— begin —

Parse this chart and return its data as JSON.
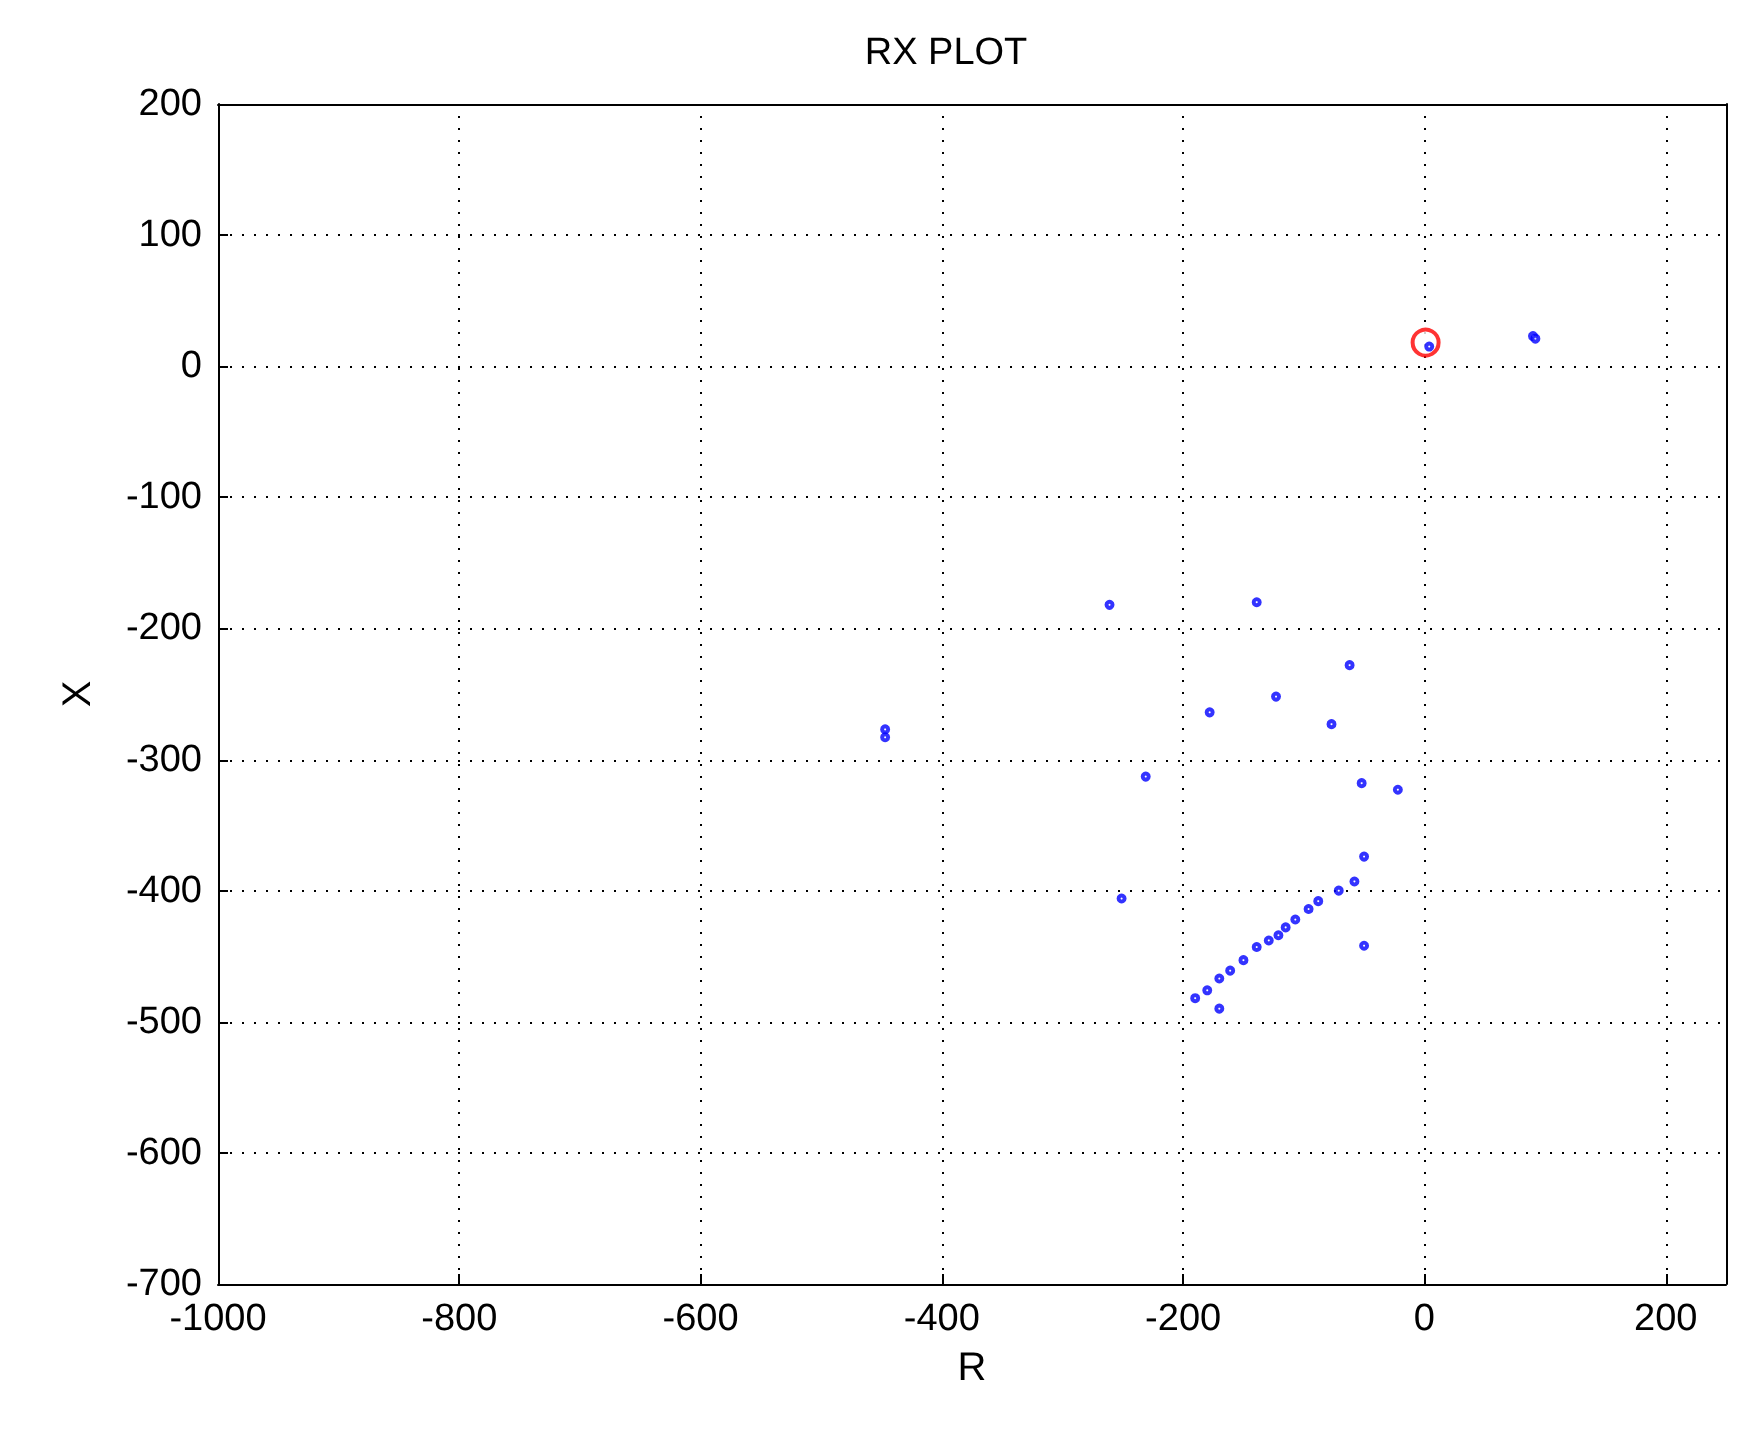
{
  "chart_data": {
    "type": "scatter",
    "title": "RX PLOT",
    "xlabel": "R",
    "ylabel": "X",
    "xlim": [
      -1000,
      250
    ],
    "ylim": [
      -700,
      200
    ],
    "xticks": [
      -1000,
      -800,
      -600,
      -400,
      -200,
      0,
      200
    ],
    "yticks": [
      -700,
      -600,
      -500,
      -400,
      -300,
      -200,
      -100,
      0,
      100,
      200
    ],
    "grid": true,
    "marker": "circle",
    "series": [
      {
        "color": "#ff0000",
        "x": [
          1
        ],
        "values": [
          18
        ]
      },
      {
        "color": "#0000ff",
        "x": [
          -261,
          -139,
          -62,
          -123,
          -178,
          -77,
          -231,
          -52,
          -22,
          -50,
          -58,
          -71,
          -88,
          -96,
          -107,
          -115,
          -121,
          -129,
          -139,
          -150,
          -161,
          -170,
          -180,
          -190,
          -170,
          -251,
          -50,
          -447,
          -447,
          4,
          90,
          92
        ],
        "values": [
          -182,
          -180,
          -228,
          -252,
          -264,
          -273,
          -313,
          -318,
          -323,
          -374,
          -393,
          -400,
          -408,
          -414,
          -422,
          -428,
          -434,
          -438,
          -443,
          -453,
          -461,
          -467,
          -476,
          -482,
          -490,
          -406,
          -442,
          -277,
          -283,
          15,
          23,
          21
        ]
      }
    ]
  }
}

— end —

◆ Given instruction ◆
Omit the pictures, and quote the material above exactly as given.

◆ Task answer ◆
Parse this chart and return its data as JSON.
{
  "chart_data": {
    "type": "scatter",
    "title": "RX PLOT",
    "xlabel": "R",
    "ylabel": "X",
    "xlim": [
      -1000,
      250
    ],
    "ylim": [
      -700,
      200
    ],
    "xticks": [
      -1000,
      -800,
      -600,
      -400,
      -200,
      0,
      200
    ],
    "yticks": [
      -700,
      -600,
      -500,
      -400,
      -300,
      -200,
      -100,
      0,
      100,
      200
    ],
    "grid": true,
    "marker": "circle",
    "series": [
      {
        "color": "#ff0000",
        "x": [
          1
        ],
        "values": [
          18
        ]
      },
      {
        "color": "#0000ff",
        "x": [
          -261,
          -139,
          -62,
          -123,
          -178,
          -77,
          -231,
          -52,
          -22,
          -50,
          -58,
          -71,
          -88,
          -96,
          -107,
          -115,
          -121,
          -129,
          -139,
          -150,
          -161,
          -170,
          -180,
          -190,
          -170,
          -251,
          -50,
          -447,
          -447,
          4,
          90,
          92
        ],
        "values": [
          -182,
          -180,
          -228,
          -252,
          -264,
          -273,
          -313,
          -318,
          -323,
          -374,
          -393,
          -400,
          -408,
          -414,
          -422,
          -428,
          -434,
          -438,
          -443,
          -453,
          -461,
          -467,
          -476,
          -482,
          -490,
          -406,
          -442,
          -277,
          -283,
          15,
          23,
          21
        ]
      }
    ]
  }
}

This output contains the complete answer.